** begin **
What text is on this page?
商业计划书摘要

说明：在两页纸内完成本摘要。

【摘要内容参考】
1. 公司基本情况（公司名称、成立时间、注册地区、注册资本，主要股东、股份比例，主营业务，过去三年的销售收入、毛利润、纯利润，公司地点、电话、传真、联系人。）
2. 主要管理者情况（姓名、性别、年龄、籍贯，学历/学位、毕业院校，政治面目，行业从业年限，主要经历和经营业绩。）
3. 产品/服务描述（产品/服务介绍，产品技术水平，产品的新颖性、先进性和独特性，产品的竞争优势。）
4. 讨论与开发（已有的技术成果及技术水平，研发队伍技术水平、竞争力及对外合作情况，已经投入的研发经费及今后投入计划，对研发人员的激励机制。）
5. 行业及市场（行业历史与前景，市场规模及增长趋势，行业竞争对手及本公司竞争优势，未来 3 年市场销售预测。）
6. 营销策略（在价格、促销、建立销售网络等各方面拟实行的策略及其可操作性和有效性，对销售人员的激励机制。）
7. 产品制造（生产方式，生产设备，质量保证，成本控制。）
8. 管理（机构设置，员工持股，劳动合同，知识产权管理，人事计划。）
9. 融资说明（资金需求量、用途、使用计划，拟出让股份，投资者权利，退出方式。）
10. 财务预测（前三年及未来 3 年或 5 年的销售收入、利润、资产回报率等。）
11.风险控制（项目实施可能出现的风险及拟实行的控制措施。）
** end **
_DO THIS_: Nothing may be left out: return each entry exactly as it reads.

_CORRECT OUTPUT_:
What text is on this page?
商业计划书摘要

说明：在两页纸内完成本摘要。

【摘要内容参考】
1. 公司基本情况（公司名称、成立时间、注册地区、注册资本，主要股东、股份比例，主营业务，过去三年的销售收入、毛利润、纯利润，公司地点、电话、传真、联系人。）
2. 主要管理者情况（姓名、性别、年龄、籍贯，学历/学位、毕业院校，政治面目，行业从业年限，主要经历和经营业绩。）
3. 产品/服务描述（产品/服务介绍，产品技术水平，产品的新颖性、先进性和独特性，产品的竞争优势。）
4. 讨论与开发（已有的技术成果及技术水平，研发队伍技术水平、竞争力及对外合作情况，已经投入的研发经费及今后投入计划，对研发人员的激励机制。）
5. 行业及市场（行业历史与前景，市场规模及增长趋势，行业竞争对手及本公司竞争优势，未来 3 年市场销售预测。）
6. 营销策略（在价格、促销、建立销售网络等各方面拟实行的策略及其可操作性和有效性，对销售人员的激励机制。）
7. 产品制造（生产方式，生产设备，质量保证，成本控制。）
8. 管理（机构设置，员工持股，劳动合同，知识产权管理，人事计划。）
9. 融资说明（资金需求量、用途、使用计划，拟出让股份，投资者权利，退出方式。）
10. 财务预测（前三年及未来 3 年或 5 年的销售收入、利润、资产回报率等。）
11.风险控制（项目实施可能出现的风险及拟实行的控制措施。）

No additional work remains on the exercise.